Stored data

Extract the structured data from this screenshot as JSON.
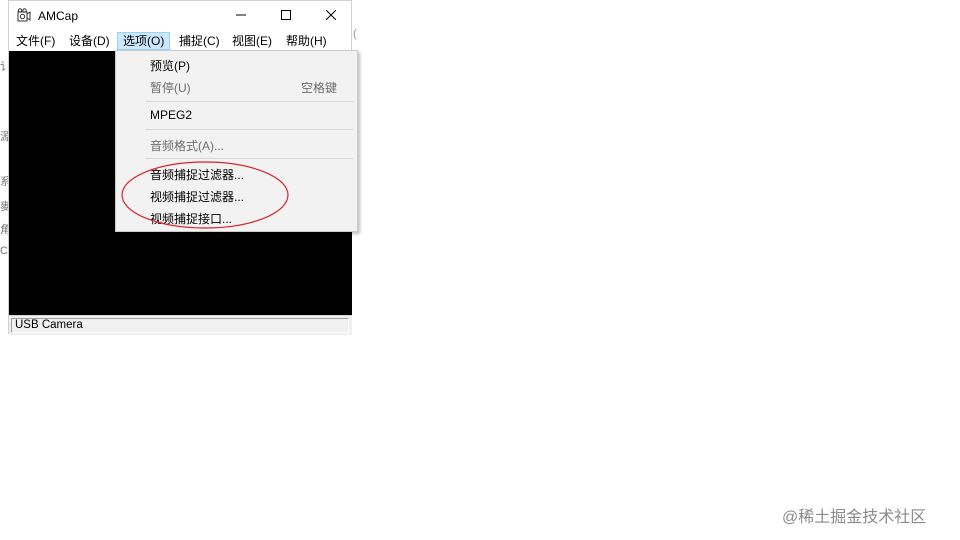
{
  "window": {
    "title": "AMCap",
    "controls": {
      "minimize": "—",
      "maximize": "☐",
      "close": "✕"
    }
  },
  "menubar": {
    "items": [
      {
        "label": "文件(F)"
      },
      {
        "label": "设备(D)"
      },
      {
        "label": "选项(O)",
        "active": true
      },
      {
        "label": "捕捉(C)"
      },
      {
        "label": "视图(E)"
      },
      {
        "label": "帮助(H)"
      }
    ]
  },
  "options_menu": {
    "items": [
      {
        "label": "预览(P)",
        "enabled": true
      },
      {
        "label": "暂停(U)",
        "enabled": false,
        "shortcut": "空格键"
      },
      {
        "label": "MPEG2",
        "enabled": true
      },
      {
        "label": "音频格式(A)...",
        "enabled": false
      },
      {
        "label": "音频捕捉过滤器...",
        "enabled": true
      },
      {
        "label": "视频捕捉过滤器...",
        "enabled": true
      },
      {
        "label": "视频捕捉接口...",
        "enabled": true
      }
    ]
  },
  "statusbar": {
    "text": "USB Camera"
  },
  "background_fragments": [
    "讠",
    "源",
    "系",
    "麥",
    "角",
    "C",
    "("
  ],
  "watermark": "@稀土掘金技术社区",
  "colors": {
    "menu_highlight": "#cce8ff",
    "video_bg": "#000000",
    "annotation": "#d9232d"
  }
}
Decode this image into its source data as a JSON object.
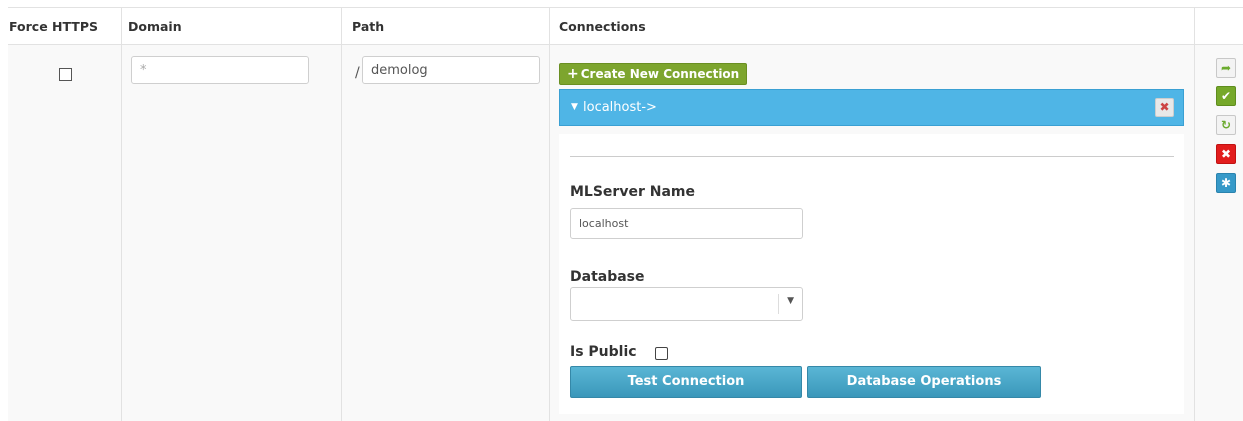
{
  "table": {
    "headers": {
      "force_https": "Force HTTPS",
      "domain": "Domain",
      "path": "Path",
      "connections": "Connections"
    },
    "row": {
      "force_https_checked": false,
      "domain_placeholder": "*",
      "path_prefix": "/",
      "path_value": "demolog"
    }
  },
  "connections": {
    "create_button_label": "Create New Connection",
    "items": [
      {
        "label": "localhost->",
        "expanded": true,
        "mlserver_label": "MLServer Name",
        "mlserver_value": "localhost",
        "database_label": "Database",
        "database_value": "",
        "is_public_label": "Is Public",
        "is_public_checked": false,
        "test_button_label": "Test Connection",
        "db_ops_button_label": "Database Operations"
      }
    ]
  },
  "row_actions": [
    {
      "icon": "export-icon",
      "style": "plain"
    },
    {
      "icon": "check-icon",
      "style": "green"
    },
    {
      "icon": "refresh-icon",
      "style": "plain"
    },
    {
      "icon": "delete-icon",
      "style": "red"
    },
    {
      "icon": "gear-icon",
      "style": "blue"
    }
  ],
  "colors": {
    "create_button": "#7da52e",
    "connection_header": "#4fb5e6",
    "action_button": "#3a97ba",
    "delete_button": "#e21d1d"
  }
}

**DIRECTION:**
Copy out each line word for word, please, skipping the images.

**FINISHED EXERCISE:**
Extract the structured data from this screenshot as JSON.
{
  "window": {
    "title": "AMCap",
    "controls": {
      "minimize": "—",
      "maximize": "☐",
      "close": "✕"
    }
  },
  "menubar": {
    "items": [
      {
        "label": "文件(F)"
      },
      {
        "label": "设备(D)"
      },
      {
        "label": "选项(O)",
        "active": true
      },
      {
        "label": "捕捉(C)"
      },
      {
        "label": "视图(E)"
      },
      {
        "label": "帮助(H)"
      }
    ]
  },
  "options_menu": {
    "items": [
      {
        "label": "预览(P)",
        "enabled": true
      },
      {
        "label": "暂停(U)",
        "enabled": false,
        "shortcut": "空格键"
      },
      {
        "label": "MPEG2",
        "enabled": true
      },
      {
        "label": "音频格式(A)...",
        "enabled": false
      },
      {
        "label": "音频捕捉过滤器...",
        "enabled": true
      },
      {
        "label": "视频捕捉过滤器...",
        "enabled": true
      },
      {
        "label": "视频捕捉接口...",
        "enabled": true
      }
    ]
  },
  "statusbar": {
    "text": "USB Camera"
  },
  "background_fragments": [
    "讠",
    "源",
    "系",
    "麥",
    "角",
    "C",
    "("
  ],
  "watermark": "@稀土掘金技术社区",
  "colors": {
    "menu_highlight": "#cce8ff",
    "video_bg": "#000000",
    "annotation": "#d9232d"
  }
}
Decode this image into its source data as a JSON object.
{
  "table": {
    "headers": {
      "force_https": "Force HTTPS",
      "domain": "Domain",
      "path": "Path",
      "connections": "Connections"
    },
    "row": {
      "force_https_checked": false,
      "domain_placeholder": "*",
      "path_prefix": "/",
      "path_value": "demolog"
    }
  },
  "connections": {
    "create_button_label": "Create New Connection",
    "items": [
      {
        "label": "localhost->",
        "expanded": true,
        "mlserver_label": "MLServer Name",
        "mlserver_value": "localhost",
        "database_label": "Database",
        "database_value": "",
        "is_public_label": "Is Public",
        "is_public_checked": false,
        "test_button_label": "Test Connection",
        "db_ops_button_label": "Database Operations"
      }
    ]
  },
  "row_actions": [
    {
      "icon": "export-icon",
      "style": "plain"
    },
    {
      "icon": "check-icon",
      "style": "green"
    },
    {
      "icon": "refresh-icon",
      "style": "plain"
    },
    {
      "icon": "delete-icon",
      "style": "red"
    },
    {
      "icon": "gear-icon",
      "style": "blue"
    }
  ],
  "colors": {
    "create_button": "#7da52e",
    "connection_header": "#4fb5e6",
    "action_button": "#3a97ba",
    "delete_button": "#e21d1d"
  }
}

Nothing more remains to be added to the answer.